(Data excerpts)
--------------------------------------------------

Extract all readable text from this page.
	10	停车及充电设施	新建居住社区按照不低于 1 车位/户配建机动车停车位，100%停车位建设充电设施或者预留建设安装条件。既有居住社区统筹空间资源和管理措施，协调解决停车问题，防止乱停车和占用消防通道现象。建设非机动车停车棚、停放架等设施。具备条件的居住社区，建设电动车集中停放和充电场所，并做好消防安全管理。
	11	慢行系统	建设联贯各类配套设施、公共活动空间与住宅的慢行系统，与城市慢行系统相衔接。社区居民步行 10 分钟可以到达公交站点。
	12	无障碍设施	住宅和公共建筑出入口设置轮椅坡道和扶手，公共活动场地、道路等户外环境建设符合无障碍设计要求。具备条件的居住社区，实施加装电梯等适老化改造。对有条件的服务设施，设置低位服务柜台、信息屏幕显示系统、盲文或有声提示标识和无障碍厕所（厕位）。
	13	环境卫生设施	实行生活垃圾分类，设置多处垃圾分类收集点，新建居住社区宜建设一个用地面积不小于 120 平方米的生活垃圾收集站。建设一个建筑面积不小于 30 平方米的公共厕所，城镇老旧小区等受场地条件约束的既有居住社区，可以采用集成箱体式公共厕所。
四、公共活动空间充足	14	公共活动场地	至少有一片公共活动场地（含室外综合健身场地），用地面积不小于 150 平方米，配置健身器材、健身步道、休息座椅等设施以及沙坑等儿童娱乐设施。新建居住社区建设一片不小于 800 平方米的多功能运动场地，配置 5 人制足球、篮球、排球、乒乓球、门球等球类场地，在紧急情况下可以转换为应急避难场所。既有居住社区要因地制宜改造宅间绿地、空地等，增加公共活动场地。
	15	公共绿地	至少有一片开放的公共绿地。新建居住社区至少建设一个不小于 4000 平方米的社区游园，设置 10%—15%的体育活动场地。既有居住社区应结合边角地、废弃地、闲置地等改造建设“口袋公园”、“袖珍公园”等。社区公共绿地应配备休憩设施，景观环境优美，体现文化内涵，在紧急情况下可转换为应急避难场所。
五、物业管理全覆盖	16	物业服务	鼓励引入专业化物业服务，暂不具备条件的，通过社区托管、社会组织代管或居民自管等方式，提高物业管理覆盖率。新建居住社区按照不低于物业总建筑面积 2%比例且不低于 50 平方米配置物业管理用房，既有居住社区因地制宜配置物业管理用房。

--------------------------------------------------

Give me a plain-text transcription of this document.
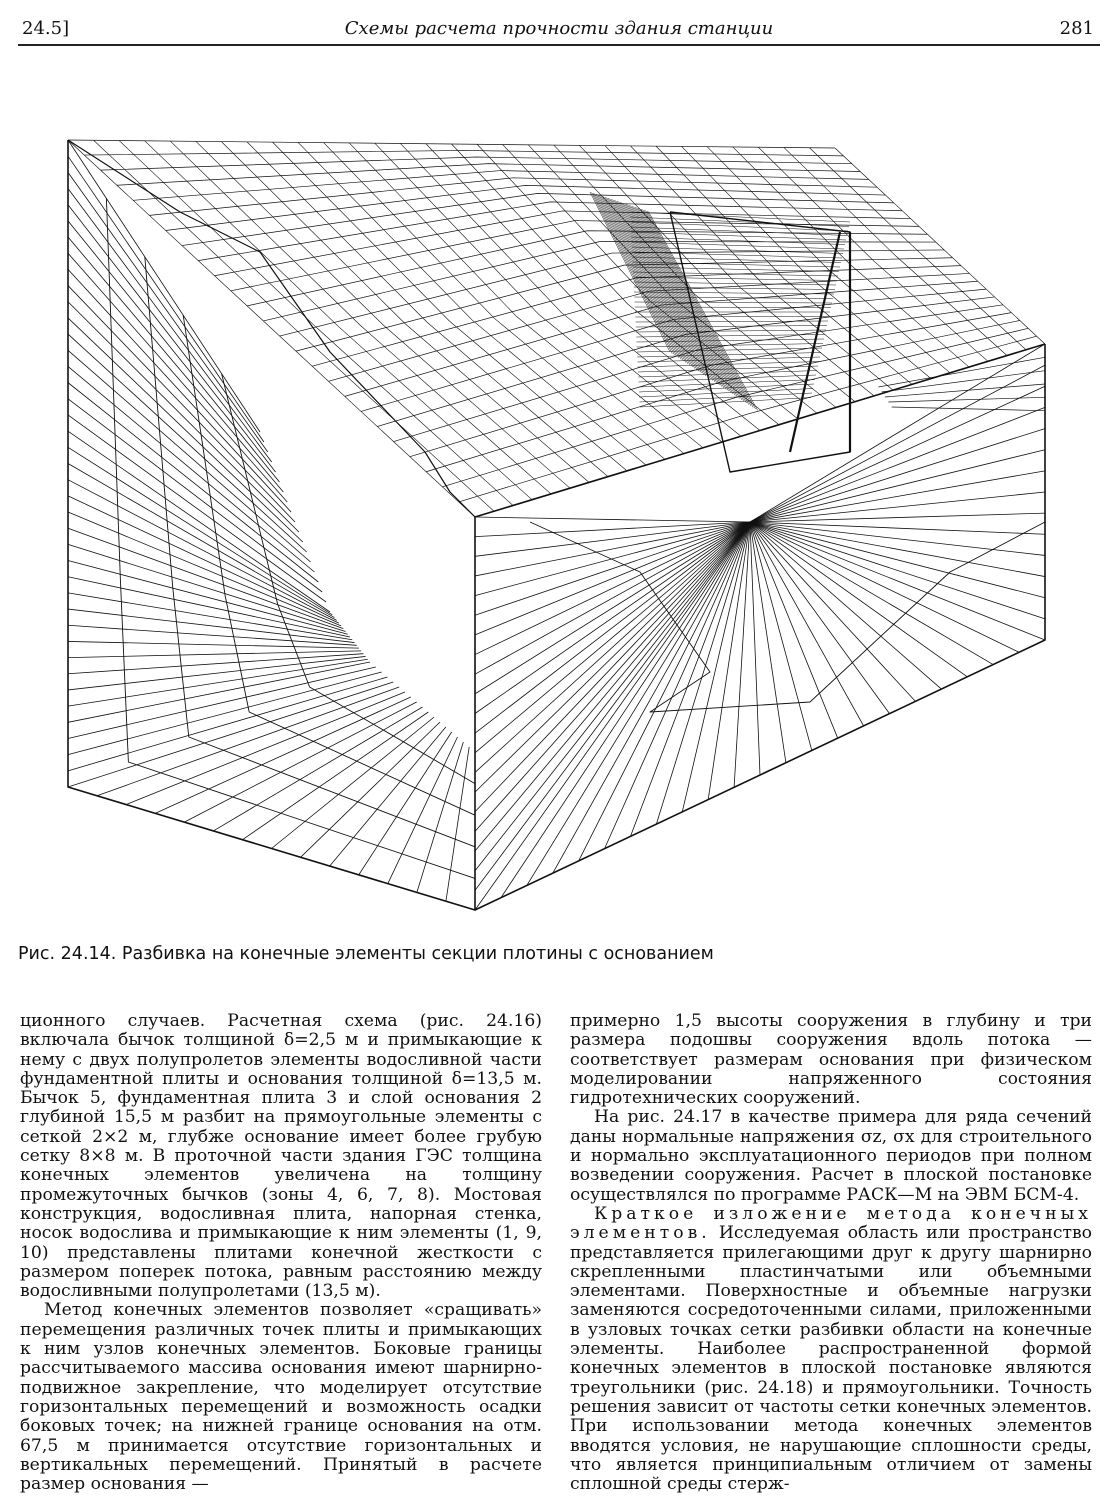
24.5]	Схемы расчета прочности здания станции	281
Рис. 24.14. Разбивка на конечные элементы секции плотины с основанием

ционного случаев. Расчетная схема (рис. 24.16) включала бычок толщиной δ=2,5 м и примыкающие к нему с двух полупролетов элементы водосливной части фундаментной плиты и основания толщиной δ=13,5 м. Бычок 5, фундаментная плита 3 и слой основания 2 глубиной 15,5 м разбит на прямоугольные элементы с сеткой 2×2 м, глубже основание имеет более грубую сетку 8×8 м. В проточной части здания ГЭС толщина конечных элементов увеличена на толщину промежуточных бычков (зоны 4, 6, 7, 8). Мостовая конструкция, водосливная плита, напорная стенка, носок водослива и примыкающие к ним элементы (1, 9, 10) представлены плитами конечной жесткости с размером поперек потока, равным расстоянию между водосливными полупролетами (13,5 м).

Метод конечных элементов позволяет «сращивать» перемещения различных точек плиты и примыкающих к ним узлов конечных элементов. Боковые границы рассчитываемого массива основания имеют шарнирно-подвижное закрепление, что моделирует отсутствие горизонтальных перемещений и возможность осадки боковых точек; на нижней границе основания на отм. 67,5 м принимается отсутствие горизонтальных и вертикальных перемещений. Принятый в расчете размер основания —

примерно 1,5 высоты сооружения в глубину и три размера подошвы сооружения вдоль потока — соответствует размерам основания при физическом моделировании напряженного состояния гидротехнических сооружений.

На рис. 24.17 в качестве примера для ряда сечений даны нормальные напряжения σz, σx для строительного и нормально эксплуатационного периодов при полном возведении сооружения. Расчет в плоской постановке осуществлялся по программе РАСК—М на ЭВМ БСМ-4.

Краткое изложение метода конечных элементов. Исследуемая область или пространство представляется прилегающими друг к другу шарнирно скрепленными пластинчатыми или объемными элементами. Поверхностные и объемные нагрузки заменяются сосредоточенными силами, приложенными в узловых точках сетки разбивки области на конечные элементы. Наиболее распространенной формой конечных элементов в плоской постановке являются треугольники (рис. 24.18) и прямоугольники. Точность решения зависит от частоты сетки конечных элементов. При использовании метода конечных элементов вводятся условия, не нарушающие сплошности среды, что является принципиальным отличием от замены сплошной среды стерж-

--------------------------------------------------

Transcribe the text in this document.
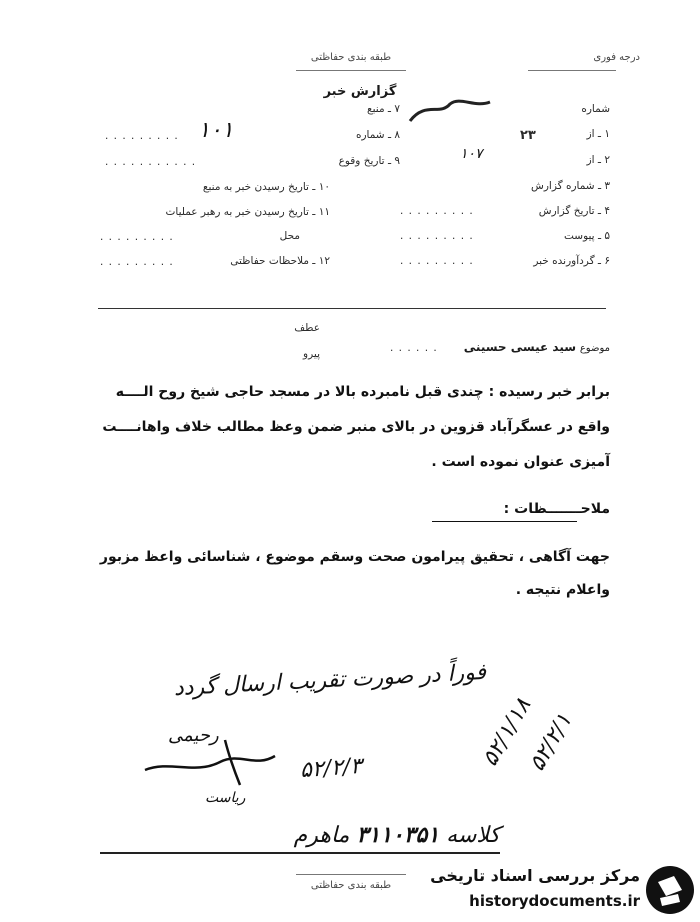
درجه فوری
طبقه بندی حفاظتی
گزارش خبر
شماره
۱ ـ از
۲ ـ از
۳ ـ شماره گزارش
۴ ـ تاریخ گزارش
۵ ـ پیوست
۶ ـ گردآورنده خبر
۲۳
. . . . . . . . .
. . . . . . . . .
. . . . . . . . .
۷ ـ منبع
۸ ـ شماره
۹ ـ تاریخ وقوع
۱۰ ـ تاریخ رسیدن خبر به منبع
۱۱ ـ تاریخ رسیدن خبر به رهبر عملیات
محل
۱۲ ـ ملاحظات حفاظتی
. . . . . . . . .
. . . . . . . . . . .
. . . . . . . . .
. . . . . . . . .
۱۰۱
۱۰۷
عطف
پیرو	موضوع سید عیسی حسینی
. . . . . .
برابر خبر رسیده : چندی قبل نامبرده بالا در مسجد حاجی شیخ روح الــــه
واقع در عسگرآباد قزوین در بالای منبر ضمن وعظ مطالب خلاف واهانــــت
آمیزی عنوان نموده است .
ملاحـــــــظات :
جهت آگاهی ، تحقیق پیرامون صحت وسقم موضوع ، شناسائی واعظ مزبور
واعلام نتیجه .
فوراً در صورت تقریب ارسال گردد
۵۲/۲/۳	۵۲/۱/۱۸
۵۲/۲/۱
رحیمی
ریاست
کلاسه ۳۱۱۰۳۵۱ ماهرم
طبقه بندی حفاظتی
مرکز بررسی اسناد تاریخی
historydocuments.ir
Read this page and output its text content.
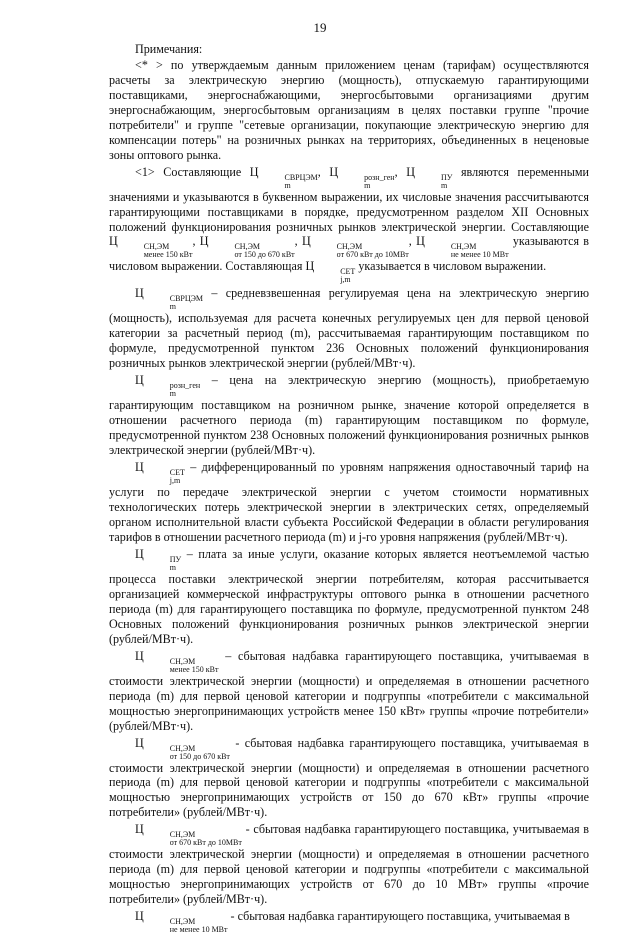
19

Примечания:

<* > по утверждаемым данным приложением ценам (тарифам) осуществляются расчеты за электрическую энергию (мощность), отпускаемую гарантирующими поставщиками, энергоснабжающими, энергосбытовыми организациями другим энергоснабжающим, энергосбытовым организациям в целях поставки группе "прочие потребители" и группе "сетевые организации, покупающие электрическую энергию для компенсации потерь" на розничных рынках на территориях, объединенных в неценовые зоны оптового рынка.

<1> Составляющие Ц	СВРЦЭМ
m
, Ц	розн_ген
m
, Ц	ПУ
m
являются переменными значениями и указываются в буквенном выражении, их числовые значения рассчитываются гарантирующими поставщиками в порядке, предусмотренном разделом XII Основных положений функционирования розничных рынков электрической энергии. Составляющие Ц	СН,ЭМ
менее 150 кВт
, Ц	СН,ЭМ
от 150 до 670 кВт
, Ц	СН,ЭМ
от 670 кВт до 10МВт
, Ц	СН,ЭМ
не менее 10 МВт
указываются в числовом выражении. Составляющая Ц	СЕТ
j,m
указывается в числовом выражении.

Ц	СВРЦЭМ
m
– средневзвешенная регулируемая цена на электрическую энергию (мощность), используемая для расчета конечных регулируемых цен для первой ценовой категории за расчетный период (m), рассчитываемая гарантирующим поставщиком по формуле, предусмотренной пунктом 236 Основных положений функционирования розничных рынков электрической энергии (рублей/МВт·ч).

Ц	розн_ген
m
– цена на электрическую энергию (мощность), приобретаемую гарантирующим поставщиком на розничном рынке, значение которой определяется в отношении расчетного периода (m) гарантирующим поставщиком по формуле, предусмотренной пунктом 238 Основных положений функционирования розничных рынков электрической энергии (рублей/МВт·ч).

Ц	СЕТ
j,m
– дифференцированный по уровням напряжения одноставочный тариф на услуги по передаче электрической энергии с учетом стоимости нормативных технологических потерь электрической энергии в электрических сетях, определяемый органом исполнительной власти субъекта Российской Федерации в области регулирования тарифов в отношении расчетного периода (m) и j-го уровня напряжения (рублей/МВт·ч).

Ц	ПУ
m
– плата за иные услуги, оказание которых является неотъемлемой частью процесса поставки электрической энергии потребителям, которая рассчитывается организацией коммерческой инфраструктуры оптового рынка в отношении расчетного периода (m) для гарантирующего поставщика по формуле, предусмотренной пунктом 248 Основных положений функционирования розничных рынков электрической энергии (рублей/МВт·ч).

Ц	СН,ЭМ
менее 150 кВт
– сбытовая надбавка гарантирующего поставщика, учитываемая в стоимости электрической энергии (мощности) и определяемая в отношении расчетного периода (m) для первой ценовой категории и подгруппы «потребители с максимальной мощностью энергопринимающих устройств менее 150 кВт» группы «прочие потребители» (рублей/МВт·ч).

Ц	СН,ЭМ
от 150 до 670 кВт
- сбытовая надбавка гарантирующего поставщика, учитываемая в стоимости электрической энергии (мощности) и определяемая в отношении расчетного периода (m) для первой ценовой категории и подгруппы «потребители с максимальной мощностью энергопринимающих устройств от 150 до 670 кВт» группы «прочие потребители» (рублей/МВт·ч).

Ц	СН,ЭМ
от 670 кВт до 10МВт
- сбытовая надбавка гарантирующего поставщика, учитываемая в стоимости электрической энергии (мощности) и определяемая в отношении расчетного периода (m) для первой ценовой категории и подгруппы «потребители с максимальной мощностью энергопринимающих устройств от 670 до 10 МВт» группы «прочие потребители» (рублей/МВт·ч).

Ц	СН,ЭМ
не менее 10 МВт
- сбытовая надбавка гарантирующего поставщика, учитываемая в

--------------------------------------------------

Extract each line from the listing that holds the word "поставщиками".

**Result of this task**
<* > по утверждаемым данным приложением ценам (тарифам) осуществляются расчеты за электрическую энергию (мощность), отпускаемую гарантирующими поставщиками, энергоснабжающими, энергосбытовыми организациями другим энергоснабжающим, энергосбытовым организациям в целях поставки группе "прочие потребители" и группе "сетевые организации, покупающие электрическую энергию для компенсации потерь" на розничных рынках на территориях, объединенных в неценовые зоны оптового рынка.
являются переменными значениями и указываются в буквенном выражении, их числовые значения рассчитываются гарантирующими поставщиками в порядке, предусмотренном разделом XII Основных положений функционирования розничных рынков электрической энергии. Составляющие Ц	СН,ЭМ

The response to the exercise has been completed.